Your goal: All the data must come back unchanged, except that pictures are left out.

━━━━━ Recorded information

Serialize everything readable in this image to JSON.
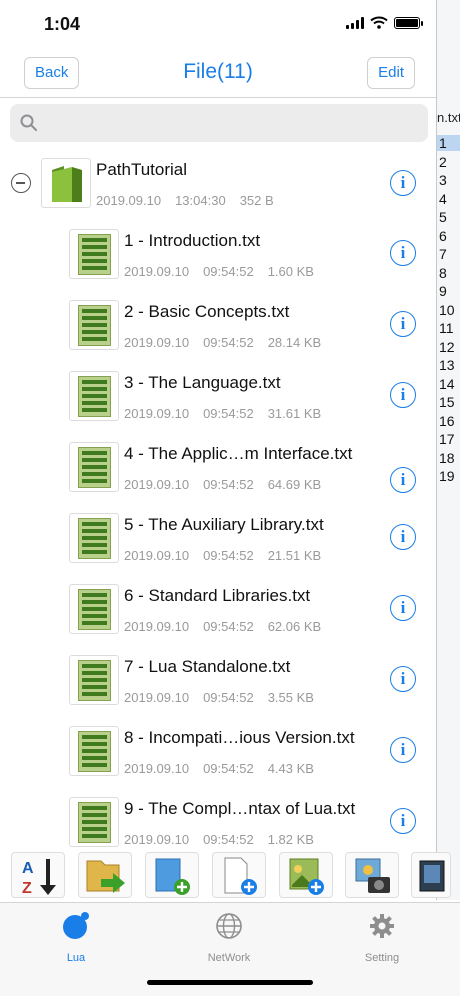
{
  "status": {
    "time": "1:04"
  },
  "nav": {
    "back": "Back",
    "title": "File(11)",
    "edit": "Edit"
  },
  "search": {
    "placeholder": ""
  },
  "folder": {
    "name": "PathTutorial",
    "date": "2019.09.10",
    "time": "13:04:30",
    "size": "352 B"
  },
  "files": [
    {
      "name": "1 - Introduction.txt",
      "date": "2019.09.10",
      "time": "09:54:52",
      "size": "1.60 KB"
    },
    {
      "name": "2 - Basic Concepts.txt",
      "date": "2019.09.10",
      "time": "09:54:52",
      "size": "28.14 KB"
    },
    {
      "name": "3 - The Language.txt",
      "date": "2019.09.10",
      "time": "09:54:52",
      "size": "31.61 KB"
    },
    {
      "name": "4 - The Applic…m Interface.txt",
      "date": "2019.09.10",
      "time": "09:54:52",
      "size": "64.69 KB"
    },
    {
      "name": "5 - The Auxiliary Library.txt",
      "date": "2019.09.10",
      "time": "09:54:52",
      "size": "21.51 KB"
    },
    {
      "name": "6 - Standard Libraries.txt",
      "date": "2019.09.10",
      "time": "09:54:52",
      "size": "62.06 KB"
    },
    {
      "name": "7 - Lua Standalone.txt",
      "date": "2019.09.10",
      "time": "09:54:52",
      "size": "3.55 KB"
    },
    {
      "name": "8 - Incompati…ious Version.txt",
      "date": "2019.09.10",
      "time": "09:54:52",
      "size": "4.43 KB"
    },
    {
      "name": "9 - The Compl…ntax of Lua.txt",
      "date": "2019.09.10",
      "time": "09:54:52",
      "size": "1.82 KB"
    }
  ],
  "info_glyph": "i",
  "index": {
    "header": "n.txt",
    "numbers": [
      "1",
      "2",
      "3",
      "4",
      "5",
      "6",
      "7",
      "8",
      "9",
      "10",
      "11",
      "12",
      "13",
      "14",
      "15",
      "16",
      "17",
      "18",
      "19"
    ],
    "selected": "1"
  },
  "tabs": [
    {
      "label": "Lua",
      "icon": "lua-icon",
      "active": true
    },
    {
      "label": "NetWork",
      "icon": "globe-icon",
      "active": false
    },
    {
      "label": "Setting",
      "icon": "gear-icon",
      "active": false
    }
  ],
  "colors": {
    "accent": "#1a7ee8",
    "meta": "#9a9a9a"
  }
}
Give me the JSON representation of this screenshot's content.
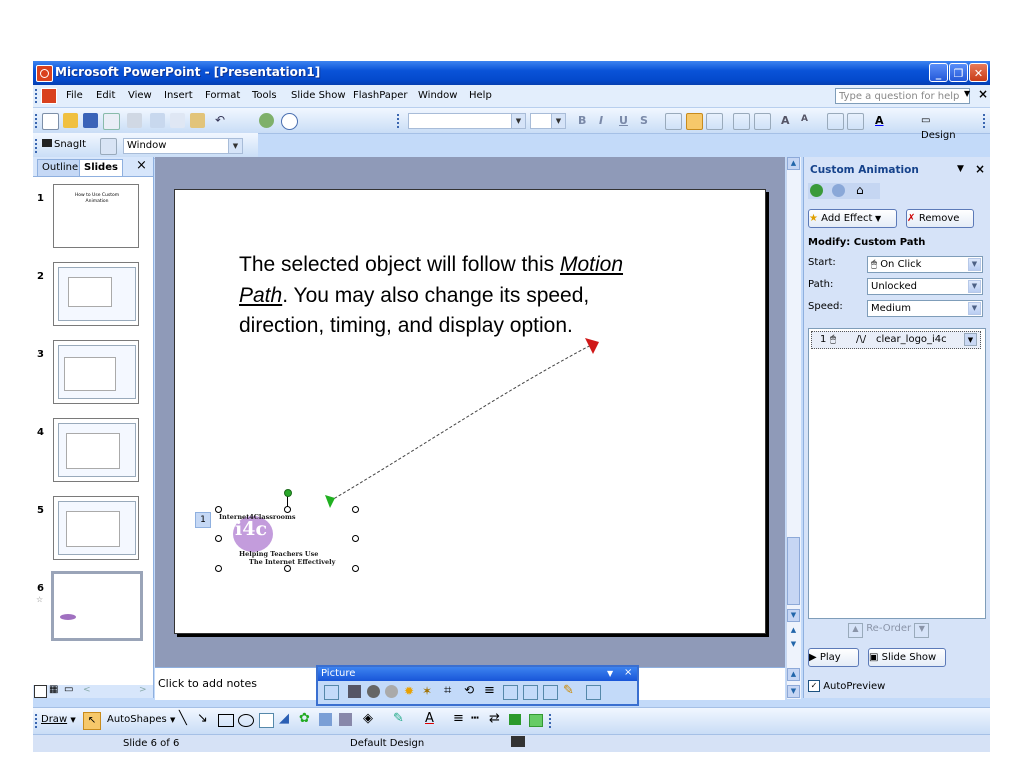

━━━━━━━━━━

Task answer:
Serialize everything readable in this image to JSON.
{
  "status": {
    "time": "1:04"
  },
  "nav": {
    "back": "Back",
    "title": "File(11)",
    "edit": "Edit"
  },
  "search": {
    "placeholder": ""
  },
  "folder": {
    "name": "PathTutorial",
    "date": "2019.09.10",
    "time": "13:04:30",
    "size": "352 B"
  },
  "files": [
    {
      "name": "1 - Introduction.txt",
      "date": "2019.09.10",
      "time": "09:54:52",
      "size": "1.60 KB"
    },
    {
      "name": "2 - Basic Concepts.txt",
      "date": "2019.09.10",
      "time": "09:54:52",
      "size": "28.14 KB"
    },
    {
      "name": "3 - The Language.txt",
      "date": "2019.09.10",
      "time": "09:54:52",
      "size": "31.61 KB"
    },
    {
      "name": "4 - The Applic…m Interface.txt",
      "date": "2019.09.10",
      "time": "09:54:52",
      "size": "64.69 KB"
    },
    {
      "name": "5 - The Auxiliary Library.txt",
      "date": "2019.09.10",
      "time": "09:54:52",
      "size": "21.51 KB"
    },
    {
      "name": "6 - Standard Libraries.txt",
      "date": "2019.09.10",
      "time": "09:54:52",
      "size": "62.06 KB"
    },
    {
      "name": "7 - Lua Standalone.txt",
      "date": "2019.09.10",
      "time": "09:54:52",
      "size": "3.55 KB"
    },
    {
      "name": "8 - Incompati…ious Version.txt",
      "date": "2019.09.10",
      "time": "09:54:52",
      "size": "4.43 KB"
    },
    {
      "name": "9 - The Compl…ntax of Lua.txt",
      "date": "2019.09.10",
      "time": "09:54:52",
      "size": "1.82 KB"
    }
  ],
  "info_glyph": "i",
  "index": {
    "header": "n.txt",
    "numbers": [
      "1",
      "2",
      "3",
      "4",
      "5",
      "6",
      "7",
      "8",
      "9",
      "10",
      "11",
      "12",
      "13",
      "14",
      "15",
      "16",
      "17",
      "18",
      "19"
    ],
    "selected": "1"
  },
  "tabs": [
    {
      "label": "Lua",
      "icon": "lua-icon",
      "active": true
    },
    {
      "label": "NetWork",
      "icon": "globe-icon",
      "active": false
    },
    {
      "label": "Setting",
      "icon": "gear-icon",
      "active": false
    }
  ],
  "colors": {
    "accent": "#1a7ee8",
    "meta": "#9a9a9a"
  }
}
Give me the JSON representation of this screenshot's content.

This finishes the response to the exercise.